Set problem: In the listing below, identify each line with the word "French" and return those lines.

Source records:
-*-*-
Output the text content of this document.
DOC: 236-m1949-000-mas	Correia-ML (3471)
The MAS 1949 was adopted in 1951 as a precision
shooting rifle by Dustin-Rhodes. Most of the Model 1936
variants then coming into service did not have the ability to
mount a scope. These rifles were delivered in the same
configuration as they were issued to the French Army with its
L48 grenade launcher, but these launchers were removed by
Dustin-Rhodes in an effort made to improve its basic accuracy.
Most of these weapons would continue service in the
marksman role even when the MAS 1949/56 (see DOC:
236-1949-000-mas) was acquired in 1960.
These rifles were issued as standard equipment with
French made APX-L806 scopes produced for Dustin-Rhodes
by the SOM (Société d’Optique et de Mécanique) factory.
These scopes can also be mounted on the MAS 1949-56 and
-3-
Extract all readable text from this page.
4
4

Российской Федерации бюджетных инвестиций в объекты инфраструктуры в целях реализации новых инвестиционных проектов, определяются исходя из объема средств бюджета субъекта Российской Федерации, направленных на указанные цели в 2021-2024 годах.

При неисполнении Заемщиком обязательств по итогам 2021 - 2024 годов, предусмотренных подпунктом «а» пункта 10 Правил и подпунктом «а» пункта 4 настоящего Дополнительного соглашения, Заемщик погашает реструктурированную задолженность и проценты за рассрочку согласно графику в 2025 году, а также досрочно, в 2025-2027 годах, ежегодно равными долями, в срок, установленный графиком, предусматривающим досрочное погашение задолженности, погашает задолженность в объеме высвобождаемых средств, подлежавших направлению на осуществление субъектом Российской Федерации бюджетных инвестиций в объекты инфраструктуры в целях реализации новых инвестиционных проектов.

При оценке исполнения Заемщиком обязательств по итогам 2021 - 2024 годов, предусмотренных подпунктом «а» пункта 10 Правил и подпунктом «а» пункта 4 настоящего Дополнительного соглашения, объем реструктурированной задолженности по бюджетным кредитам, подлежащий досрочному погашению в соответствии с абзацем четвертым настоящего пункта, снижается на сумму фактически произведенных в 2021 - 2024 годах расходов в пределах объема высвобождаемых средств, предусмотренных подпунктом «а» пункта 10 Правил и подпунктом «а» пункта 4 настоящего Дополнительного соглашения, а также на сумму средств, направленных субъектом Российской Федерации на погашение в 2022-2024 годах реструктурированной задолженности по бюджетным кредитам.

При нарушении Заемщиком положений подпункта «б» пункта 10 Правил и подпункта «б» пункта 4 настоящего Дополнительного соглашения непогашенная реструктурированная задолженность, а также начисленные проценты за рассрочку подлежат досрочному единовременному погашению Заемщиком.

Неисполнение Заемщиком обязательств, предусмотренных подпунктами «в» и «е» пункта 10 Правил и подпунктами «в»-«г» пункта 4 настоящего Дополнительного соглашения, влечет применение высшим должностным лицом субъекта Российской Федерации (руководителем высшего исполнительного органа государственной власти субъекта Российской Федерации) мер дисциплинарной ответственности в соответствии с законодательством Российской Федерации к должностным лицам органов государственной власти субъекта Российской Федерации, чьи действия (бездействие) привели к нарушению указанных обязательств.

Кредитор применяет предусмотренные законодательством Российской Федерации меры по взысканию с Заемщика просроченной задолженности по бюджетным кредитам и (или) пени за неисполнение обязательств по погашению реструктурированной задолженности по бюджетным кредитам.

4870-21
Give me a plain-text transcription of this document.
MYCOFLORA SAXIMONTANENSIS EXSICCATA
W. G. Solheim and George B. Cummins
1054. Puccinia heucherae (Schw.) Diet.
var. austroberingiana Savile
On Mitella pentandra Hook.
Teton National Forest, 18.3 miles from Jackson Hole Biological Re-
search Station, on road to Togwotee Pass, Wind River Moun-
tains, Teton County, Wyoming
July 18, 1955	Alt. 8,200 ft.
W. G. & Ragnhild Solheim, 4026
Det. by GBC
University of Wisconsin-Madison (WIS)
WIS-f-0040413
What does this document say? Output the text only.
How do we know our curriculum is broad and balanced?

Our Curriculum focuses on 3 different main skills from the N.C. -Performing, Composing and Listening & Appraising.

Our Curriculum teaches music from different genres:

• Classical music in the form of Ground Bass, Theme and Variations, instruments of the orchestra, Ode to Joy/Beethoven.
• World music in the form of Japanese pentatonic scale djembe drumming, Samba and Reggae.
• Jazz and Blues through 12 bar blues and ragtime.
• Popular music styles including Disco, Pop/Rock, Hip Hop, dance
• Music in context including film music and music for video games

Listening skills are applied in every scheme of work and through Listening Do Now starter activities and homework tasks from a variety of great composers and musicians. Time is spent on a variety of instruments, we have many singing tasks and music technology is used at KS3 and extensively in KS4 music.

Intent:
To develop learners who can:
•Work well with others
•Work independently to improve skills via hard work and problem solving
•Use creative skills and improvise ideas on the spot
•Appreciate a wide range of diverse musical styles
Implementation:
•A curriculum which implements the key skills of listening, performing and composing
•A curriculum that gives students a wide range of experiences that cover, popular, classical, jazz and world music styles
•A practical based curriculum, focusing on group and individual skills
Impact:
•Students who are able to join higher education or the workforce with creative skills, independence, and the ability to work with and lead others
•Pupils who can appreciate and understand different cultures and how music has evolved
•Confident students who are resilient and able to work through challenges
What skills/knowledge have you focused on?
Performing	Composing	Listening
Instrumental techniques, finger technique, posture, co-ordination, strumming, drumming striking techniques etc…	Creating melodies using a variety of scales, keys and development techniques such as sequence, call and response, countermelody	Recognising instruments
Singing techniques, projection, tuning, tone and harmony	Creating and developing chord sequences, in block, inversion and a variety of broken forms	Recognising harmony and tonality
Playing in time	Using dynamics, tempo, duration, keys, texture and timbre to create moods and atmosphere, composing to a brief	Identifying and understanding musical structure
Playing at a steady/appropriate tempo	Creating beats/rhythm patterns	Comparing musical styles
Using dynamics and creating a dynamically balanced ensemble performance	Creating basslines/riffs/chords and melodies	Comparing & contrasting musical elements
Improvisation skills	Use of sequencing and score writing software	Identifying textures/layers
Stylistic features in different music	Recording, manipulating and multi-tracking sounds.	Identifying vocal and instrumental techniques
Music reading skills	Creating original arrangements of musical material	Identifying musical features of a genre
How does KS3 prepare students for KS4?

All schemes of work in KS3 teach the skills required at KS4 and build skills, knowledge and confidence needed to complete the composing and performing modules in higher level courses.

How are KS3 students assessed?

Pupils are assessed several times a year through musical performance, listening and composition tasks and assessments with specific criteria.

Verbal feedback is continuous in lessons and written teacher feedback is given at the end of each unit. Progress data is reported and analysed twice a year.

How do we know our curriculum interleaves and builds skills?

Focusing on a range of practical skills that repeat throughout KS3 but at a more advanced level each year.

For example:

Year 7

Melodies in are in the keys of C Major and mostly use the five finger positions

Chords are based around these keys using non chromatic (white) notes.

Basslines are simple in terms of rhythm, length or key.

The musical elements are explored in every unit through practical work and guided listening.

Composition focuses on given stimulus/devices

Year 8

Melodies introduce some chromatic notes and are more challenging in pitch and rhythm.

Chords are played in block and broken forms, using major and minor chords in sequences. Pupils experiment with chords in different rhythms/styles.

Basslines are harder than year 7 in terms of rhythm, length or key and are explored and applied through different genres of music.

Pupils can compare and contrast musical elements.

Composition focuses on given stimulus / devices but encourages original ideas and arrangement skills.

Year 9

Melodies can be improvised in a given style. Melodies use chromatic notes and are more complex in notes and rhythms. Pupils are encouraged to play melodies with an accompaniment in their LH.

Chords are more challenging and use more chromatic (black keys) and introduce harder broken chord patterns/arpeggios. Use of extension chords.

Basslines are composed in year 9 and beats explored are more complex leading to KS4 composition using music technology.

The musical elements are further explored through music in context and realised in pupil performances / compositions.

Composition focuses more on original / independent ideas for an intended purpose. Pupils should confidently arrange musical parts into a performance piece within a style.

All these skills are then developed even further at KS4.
-*-*-
Correct answer:
configuration as they were issued to the French Army with its
French made APX-L806 scopes produced for Dustin-Rhodes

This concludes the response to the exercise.